▶ _Activity list_
1. List every imaging section named in the article on structured radiology reporting below.
2. Transcribe the passage of the article on structured radiology reporting starting at "Radiology reports are" and ending at "patients, he explained.".

▶ _Extract to read_
========================================

A team led by Dr. Jan Vosshenrich evaluated more than 1 million radiology reports and found that the adoption of structured reporting produced measurable changes in the language of the reports. The structured reports were clearer and less variable.
Dr. Jan Vosshenrich of University Hospital Basel.
"Both radiologists and clinicians benefit from increased standardization of language in terms of readability, comparability, and also comprehensibility," Vosshenrich said.
He presented the research during a scientific session at RSNA 2019 in Chicago.
Radiology reports are vital for patient care, but the variability of traditional prose-style reports can make it difficult for clinicians to identify key information. The resulting dissatisfaction with the variation and ambiguity that can occur in traditional reports has led to the use of structured reporting in recent years, according to Vosshenrich.
Furthermore, many radiology societies now recommend use of the method to unify reporting and ensure the value of radiologists' work for both clinical colleagues and patients, he explained.
Numerous studies in the literature have directly compared structured and unstructured reports for specific clinical questions, but the University Hospital Basel researchers sought to explore the effects of structured reporting on a macroscopic level and investigate overall trends in language patterns.
"Structured reporting is strongly advertised in our department and plays a prominent role both in clinical routine as well as in research projects," Vosshenrich told AuntMinnieEurope.com. "Several of our subspecialty sections [have used] 100% structured reports since early 2016, providing us with a vast amount of data for analysis. Apart from introducing template-based structured reporting, strong emphasis was placed on a clear, distinct, factual reporting language without elements of hedging or unnecessary uncertainty."
To assess the effect of structured reporting on radiology reporting language, they extracted more than 1.3 million radiology reports from their RIS that were produced between 2011 and 2018. Structured reporting templates had been introduced in the body and chest imaging sections during that time period, while the musculoskeletal and neuroradiology sections continued reporting in prose style.

========================================

▶ _Supplied information_
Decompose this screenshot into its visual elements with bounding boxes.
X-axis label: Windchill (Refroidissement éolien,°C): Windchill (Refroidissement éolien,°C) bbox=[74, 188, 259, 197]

========================================

▶ _Exercise answers_
1. Body imaging, chest imaging, musculoskeletal, neuroradiology

2.
Radiology reports are vital for patient care, but the variability of traditional prose-style reports can make it difficult for clinicians to identify key information. The resulting dissatisfaction with the variation and ambiguity that can occur in traditional reports has led to the use of structured reporting in recent years, according to Vosshenrich.
Furthermore, many radiology societies now recommend use of the method to unify reporting and ensure the value of radiologists' work for both clinical colleagues and patients, he explained.